* **Data provided**

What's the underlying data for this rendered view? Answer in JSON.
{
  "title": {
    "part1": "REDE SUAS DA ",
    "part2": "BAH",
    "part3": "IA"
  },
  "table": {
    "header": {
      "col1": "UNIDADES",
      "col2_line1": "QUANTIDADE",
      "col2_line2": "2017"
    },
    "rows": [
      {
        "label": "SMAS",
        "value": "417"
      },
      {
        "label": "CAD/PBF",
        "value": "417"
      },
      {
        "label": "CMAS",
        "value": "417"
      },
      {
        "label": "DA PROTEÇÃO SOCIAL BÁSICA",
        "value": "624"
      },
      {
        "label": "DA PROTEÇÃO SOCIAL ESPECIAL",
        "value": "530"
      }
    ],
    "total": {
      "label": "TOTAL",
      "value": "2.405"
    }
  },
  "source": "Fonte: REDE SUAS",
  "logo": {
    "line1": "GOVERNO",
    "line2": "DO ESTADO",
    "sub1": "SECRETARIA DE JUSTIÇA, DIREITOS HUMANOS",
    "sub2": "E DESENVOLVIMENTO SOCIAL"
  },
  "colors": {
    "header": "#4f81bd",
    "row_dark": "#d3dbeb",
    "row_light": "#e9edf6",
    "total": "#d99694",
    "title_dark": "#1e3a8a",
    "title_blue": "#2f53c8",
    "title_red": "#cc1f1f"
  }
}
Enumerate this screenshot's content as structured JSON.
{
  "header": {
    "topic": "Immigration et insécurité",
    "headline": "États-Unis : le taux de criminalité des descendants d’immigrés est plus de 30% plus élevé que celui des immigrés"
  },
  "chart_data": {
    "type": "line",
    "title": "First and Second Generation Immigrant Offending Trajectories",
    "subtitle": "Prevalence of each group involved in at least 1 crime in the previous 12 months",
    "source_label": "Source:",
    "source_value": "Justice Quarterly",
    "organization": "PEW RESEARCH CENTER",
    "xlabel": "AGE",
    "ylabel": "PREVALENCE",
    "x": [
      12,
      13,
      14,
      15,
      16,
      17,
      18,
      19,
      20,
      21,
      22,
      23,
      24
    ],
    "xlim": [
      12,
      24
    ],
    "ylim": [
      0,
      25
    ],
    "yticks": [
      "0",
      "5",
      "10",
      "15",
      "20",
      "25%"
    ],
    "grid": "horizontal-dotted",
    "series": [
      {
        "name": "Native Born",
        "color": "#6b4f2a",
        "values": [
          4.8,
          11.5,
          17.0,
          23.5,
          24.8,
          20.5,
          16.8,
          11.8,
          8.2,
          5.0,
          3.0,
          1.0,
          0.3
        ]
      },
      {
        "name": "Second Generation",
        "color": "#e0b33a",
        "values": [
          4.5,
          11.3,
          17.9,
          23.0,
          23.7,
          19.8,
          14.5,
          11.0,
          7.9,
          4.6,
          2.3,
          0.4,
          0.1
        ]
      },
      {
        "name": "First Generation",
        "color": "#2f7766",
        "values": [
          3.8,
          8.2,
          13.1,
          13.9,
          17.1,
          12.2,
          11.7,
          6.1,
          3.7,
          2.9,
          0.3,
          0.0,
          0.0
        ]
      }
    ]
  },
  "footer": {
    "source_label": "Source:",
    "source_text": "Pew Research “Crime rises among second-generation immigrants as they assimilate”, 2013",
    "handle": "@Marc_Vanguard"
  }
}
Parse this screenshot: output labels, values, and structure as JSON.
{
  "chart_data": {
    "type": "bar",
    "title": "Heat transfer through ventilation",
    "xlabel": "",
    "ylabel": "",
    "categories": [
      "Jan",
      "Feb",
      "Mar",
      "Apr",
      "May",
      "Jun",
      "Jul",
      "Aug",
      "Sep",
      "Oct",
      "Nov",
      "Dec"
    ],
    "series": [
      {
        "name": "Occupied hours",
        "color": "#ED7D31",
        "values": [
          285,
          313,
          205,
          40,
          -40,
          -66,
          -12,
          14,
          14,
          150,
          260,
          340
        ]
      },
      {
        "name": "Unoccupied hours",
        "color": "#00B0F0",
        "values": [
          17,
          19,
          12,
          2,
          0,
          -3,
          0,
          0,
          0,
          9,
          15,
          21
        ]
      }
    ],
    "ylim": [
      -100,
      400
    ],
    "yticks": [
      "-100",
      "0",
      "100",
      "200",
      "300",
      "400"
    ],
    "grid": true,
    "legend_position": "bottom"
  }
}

* **Challenge**
Reproduce exactly the line that holds "Parse this screenshot: output", then every line after it, ending with the final line of the records above.

* **Completed exercise**
Parse this screenshot: output labels, values, and structure as JSON.
{
  "chart_data": {
    "type": "bar",
    "title": "Heat transfer through ventilation",
    "xlabel": "",
    "ylabel": "",
    "categories": [
      "Jan",
      "Feb",
      "Mar",
      "Apr",
      "May",
      "Jun",
      "Jul",
      "Aug",
      "Sep",
      "Oct",
      "Nov",
      "Dec"
    ],
    "series": [
      {
        "name": "Occupied hours",
        "color": "#ED7D31",
        "values": [
          285,
          313,
          205,
          40,
          -40,
          -66,
          -12,
          14,
          14,
          150,
          260,
          340
        ]
      },
      {
        "name": "Unoccupied hours",
        "color": "#00B0F0",
        "values": [
          17,
          19,
          12,
          2,
          0,
          -3,
          0,
          0,
          0,
          9,
          15,
          21
        ]
      }
    ],
    "ylim": [
      -100,
      400
    ],
    "yticks": [
      "-100",
      "0",
      "100",
      "200",
      "300",
      "400"
    ],
    "grid": true,
    "legend_position": "bottom"
  }
}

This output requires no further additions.